- **STORED DATA**:
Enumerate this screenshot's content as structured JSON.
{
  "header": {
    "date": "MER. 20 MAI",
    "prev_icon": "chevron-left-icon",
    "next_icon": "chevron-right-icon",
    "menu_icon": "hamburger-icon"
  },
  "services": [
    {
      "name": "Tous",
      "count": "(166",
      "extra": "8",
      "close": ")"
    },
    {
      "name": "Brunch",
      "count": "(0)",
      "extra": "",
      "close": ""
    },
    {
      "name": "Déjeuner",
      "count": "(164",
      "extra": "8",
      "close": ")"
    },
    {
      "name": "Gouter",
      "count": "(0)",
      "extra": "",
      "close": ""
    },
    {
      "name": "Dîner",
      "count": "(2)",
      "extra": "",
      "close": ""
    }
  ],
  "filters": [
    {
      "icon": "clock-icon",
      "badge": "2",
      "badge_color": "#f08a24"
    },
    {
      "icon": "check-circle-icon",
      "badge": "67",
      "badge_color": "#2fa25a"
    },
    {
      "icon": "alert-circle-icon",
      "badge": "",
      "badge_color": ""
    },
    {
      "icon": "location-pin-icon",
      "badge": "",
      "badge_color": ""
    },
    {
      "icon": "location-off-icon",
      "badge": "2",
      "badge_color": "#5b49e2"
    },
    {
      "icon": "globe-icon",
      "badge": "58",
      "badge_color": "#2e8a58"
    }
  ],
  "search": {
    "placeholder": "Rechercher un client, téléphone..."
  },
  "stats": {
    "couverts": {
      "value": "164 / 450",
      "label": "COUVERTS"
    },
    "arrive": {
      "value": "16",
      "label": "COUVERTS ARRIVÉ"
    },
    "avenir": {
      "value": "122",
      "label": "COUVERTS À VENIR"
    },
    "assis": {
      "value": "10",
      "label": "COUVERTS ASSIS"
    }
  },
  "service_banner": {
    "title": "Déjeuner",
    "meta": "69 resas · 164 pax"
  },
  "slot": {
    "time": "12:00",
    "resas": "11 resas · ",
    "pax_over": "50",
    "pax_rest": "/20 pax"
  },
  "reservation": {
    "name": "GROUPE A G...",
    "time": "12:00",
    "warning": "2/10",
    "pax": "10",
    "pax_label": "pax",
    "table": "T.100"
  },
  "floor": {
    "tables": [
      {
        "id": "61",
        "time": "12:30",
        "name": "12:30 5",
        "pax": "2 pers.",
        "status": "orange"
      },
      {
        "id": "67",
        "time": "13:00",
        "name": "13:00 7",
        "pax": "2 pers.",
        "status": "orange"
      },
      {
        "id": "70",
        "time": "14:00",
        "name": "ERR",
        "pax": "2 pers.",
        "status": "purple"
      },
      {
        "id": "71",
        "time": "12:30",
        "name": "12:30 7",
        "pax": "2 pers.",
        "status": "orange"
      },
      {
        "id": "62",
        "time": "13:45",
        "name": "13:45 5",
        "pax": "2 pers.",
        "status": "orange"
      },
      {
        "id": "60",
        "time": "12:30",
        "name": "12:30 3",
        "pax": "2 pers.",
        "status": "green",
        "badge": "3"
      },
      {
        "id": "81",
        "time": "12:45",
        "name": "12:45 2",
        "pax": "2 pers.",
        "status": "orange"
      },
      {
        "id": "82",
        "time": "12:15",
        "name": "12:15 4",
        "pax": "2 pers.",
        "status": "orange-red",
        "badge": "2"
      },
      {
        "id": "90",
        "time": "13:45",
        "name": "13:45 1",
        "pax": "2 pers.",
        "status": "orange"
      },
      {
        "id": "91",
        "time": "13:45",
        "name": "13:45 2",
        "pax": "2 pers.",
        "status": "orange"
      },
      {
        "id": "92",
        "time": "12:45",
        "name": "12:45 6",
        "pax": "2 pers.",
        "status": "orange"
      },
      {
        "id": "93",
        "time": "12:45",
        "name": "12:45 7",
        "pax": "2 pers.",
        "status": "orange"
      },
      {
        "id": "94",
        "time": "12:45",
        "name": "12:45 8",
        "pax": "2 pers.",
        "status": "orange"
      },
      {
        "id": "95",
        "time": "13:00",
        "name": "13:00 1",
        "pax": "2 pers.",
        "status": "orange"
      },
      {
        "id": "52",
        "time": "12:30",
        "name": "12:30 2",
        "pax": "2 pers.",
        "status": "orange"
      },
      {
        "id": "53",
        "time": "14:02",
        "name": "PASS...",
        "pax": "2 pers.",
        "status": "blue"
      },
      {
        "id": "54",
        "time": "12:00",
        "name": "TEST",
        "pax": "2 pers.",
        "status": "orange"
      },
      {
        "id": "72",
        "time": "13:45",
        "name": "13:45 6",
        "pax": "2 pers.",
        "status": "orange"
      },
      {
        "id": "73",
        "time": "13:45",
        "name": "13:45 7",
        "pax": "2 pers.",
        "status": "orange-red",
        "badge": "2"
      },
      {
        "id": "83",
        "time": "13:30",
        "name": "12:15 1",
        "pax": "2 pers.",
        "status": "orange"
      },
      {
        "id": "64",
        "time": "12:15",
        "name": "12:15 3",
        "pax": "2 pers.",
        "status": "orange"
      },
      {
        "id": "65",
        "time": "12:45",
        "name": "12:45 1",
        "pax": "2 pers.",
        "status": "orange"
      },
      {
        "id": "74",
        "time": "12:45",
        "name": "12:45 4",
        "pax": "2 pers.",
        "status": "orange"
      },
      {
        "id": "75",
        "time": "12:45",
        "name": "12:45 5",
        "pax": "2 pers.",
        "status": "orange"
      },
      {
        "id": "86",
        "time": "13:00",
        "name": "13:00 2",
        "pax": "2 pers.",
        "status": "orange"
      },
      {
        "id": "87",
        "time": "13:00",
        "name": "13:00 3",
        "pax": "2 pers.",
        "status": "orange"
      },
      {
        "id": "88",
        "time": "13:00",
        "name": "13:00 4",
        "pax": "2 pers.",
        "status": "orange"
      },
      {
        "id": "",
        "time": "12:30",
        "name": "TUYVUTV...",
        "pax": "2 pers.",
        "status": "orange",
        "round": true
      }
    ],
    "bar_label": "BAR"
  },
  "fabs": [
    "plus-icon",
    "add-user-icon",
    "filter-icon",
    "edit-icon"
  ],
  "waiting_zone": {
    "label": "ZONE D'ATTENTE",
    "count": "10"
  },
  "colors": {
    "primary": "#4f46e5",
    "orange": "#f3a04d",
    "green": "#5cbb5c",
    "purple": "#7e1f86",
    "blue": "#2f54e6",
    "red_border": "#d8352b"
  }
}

- **STATED GOAL**: Retype all of the entries precisely as they are.

- **THE RESULT**:
Enumerate this screenshot's content as structured JSON.
{
  "header": {
    "date": "MER. 20 MAI",
    "prev_icon": "chevron-left-icon",
    "next_icon": "chevron-right-icon",
    "menu_icon": "hamburger-icon"
  },
  "services": [
    {
      "name": "Tous",
      "count": "(166",
      "extra": "8",
      "close": ")"
    },
    {
      "name": "Brunch",
      "count": "(0)",
      "extra": "",
      "close": ""
    },
    {
      "name": "Déjeuner",
      "count": "(164",
      "extra": "8",
      "close": ")"
    },
    {
      "name": "Gouter",
      "count": "(0)",
      "extra": "",
      "close": ""
    },
    {
      "name": "Dîner",
      "count": "(2)",
      "extra": "",
      "close": ""
    }
  ],
  "filters": [
    {
      "icon": "clock-icon",
      "badge": "2",
      "badge_color": "#f08a24"
    },
    {
      "icon": "check-circle-icon",
      "badge": "67",
      "badge_color": "#2fa25a"
    },
    {
      "icon": "alert-circle-icon",
      "badge": "",
      "badge_color": ""
    },
    {
      "icon": "location-pin-icon",
      "badge": "",
      "badge_color": ""
    },
    {
      "icon": "location-off-icon",
      "badge": "2",
      "badge_color": "#5b49e2"
    },
    {
      "icon": "globe-icon",
      "badge": "58",
      "badge_color": "#2e8a58"
    }
  ],
  "search": {
    "placeholder": "Rechercher un client, téléphone..."
  },
  "stats": {
    "couverts": {
      "value": "164 / 450",
      "label": "COUVERTS"
    },
    "arrive": {
      "value": "16",
      "label": "COUVERTS ARRIVÉ"
    },
    "avenir": {
      "value": "122",
      "label": "COUVERTS À VENIR"
    },
    "assis": {
      "value": "10",
      "label": "COUVERTS ASSIS"
    }
  },
  "service_banner": {
    "title": "Déjeuner",
    "meta": "69 resas · 164 pax"
  },
  "slot": {
    "time": "12:00",
    "resas": "11 resas · ",
    "pax_over": "50",
    "pax_rest": "/20 pax"
  },
  "reservation": {
    "name": "GROUPE A G...",
    "time": "12:00",
    "warning": "2/10",
    "pax": "10",
    "pax_label": "pax",
    "table": "T.100"
  },
  "floor": {
    "tables": [
      {
        "id": "61",
        "time": "12:30",
        "name": "12:30 5",
        "pax": "2 pers.",
        "status": "orange"
      },
      {
        "id": "67",
        "time": "13:00",
        "name": "13:00 7",
        "pax": "2 pers.",
        "status": "orange"
      },
      {
        "id": "70",
        "time": "14:00",
        "name": "ERR",
        "pax": "2 pers.",
        "status": "purple"
      },
      {
        "id": "71",
        "time": "12:30",
        "name": "12:30 7",
        "pax": "2 pers.",
        "status": "orange"
      },
      {
        "id": "62",
        "time": "13:45",
        "name": "13:45 5",
        "pax": "2 pers.",
        "status": "orange"
      },
      {
        "id": "60",
        "time": "12:30",
        "name": "12:30 3",
        "pax": "2 pers.",
        "status": "green",
        "badge": "3"
      },
      {
        "id": "81",
        "time": "12:45",
        "name": "12:45 2",
        "pax": "2 pers.",
        "status": "orange"
      },
      {
        "id": "82",
        "time": "12:15",
        "name": "12:15 4",
        "pax": "2 pers.",
        "status": "orange-red",
        "badge": "2"
      },
      {
        "id": "90",
        "time": "13:45",
        "name": "13:45 1",
        "pax": "2 pers.",
        "status": "orange"
      },
      {
        "id": "91",
        "time": "13:45",
        "name": "13:45 2",
        "pax": "2 pers.",
        "status": "orange"
      },
      {
        "id": "92",
        "time": "12:45",
        "name": "12:45 6",
        "pax": "2 pers.",
        "status": "orange"
      },
      {
        "id": "93",
        "time": "12:45",
        "name": "12:45 7",
        "pax": "2 pers.",
        "status": "orange"
      },
      {
        "id": "94",
        "time": "12:45",
        "name": "12:45 8",
        "pax": "2 pers.",
        "status": "orange"
      },
      {
        "id": "95",
        "time": "13:00",
        "name": "13:00 1",
        "pax": "2 pers.",
        "status": "orange"
      },
      {
        "id": "52",
        "time": "12:30",
        "name": "12:30 2",
        "pax": "2 pers.",
        "status": "orange"
      },
      {
        "id": "53",
        "time": "14:02",
        "name": "PASS...",
        "pax": "2 pers.",
        "status": "blue"
      },
      {
        "id": "54",
        "time": "12:00",
        "name": "TEST",
        "pax": "2 pers.",
        "status": "orange"
      },
      {
        "id": "72",
        "time": "13:45",
        "name": "13:45 6",
        "pax": "2 pers.",
        "status": "orange"
      },
      {
        "id": "73",
        "time": "13:45",
        "name": "13:45 7",
        "pax": "2 pers.",
        "status": "orange-red",
        "badge": "2"
      },
      {
        "id": "83",
        "time": "13:30",
        "name": "12:15 1",
        "pax": "2 pers.",
        "status": "orange"
      },
      {
        "id": "64",
        "time": "12:15",
        "name": "12:15 3",
        "pax": "2 pers.",
        "status": "orange"
      },
      {
        "id": "65",
        "time": "12:45",
        "name": "12:45 1",
        "pax": "2 pers.",
        "status": "orange"
      },
      {
        "id": "74",
        "time": "12:45",
        "name": "12:45 4",
        "pax": "2 pers.",
        "status": "orange"
      },
      {
        "id": "75",
        "time": "12:45",
        "name": "12:45 5",
        "pax": "2 pers.",
        "status": "orange"
      },
      {
        "id": "86",
        "time": "13:00",
        "name": "13:00 2",
        "pax": "2 pers.",
        "status": "orange"
      },
      {
        "id": "87",
        "time": "13:00",
        "name": "13:00 3",
        "pax": "2 pers.",
        "status": "orange"
      },
      {
        "id": "88",
        "time": "13:00",
        "name": "13:00 4",
        "pax": "2 pers.",
        "status": "orange"
      },
      {
        "id": "",
        "time": "12:30",
        "name": "TUYVUTV...",
        "pax": "2 pers.",
        "status": "orange",
        "round": true
      }
    ],
    "bar_label": "BAR"
  },
  "fabs": [
    "plus-icon",
    "add-user-icon",
    "filter-icon",
    "edit-icon"
  ],
  "waiting_zone": {
    "label": "ZONE D'ATTENTE",
    "count": "10"
  },
  "colors": {
    "primary": "#4f46e5",
    "orange": "#f3a04d",
    "green": "#5cbb5c",
    "purple": "#7e1f86",
    "blue": "#2f54e6",
    "red_border": "#d8352b"
  }
}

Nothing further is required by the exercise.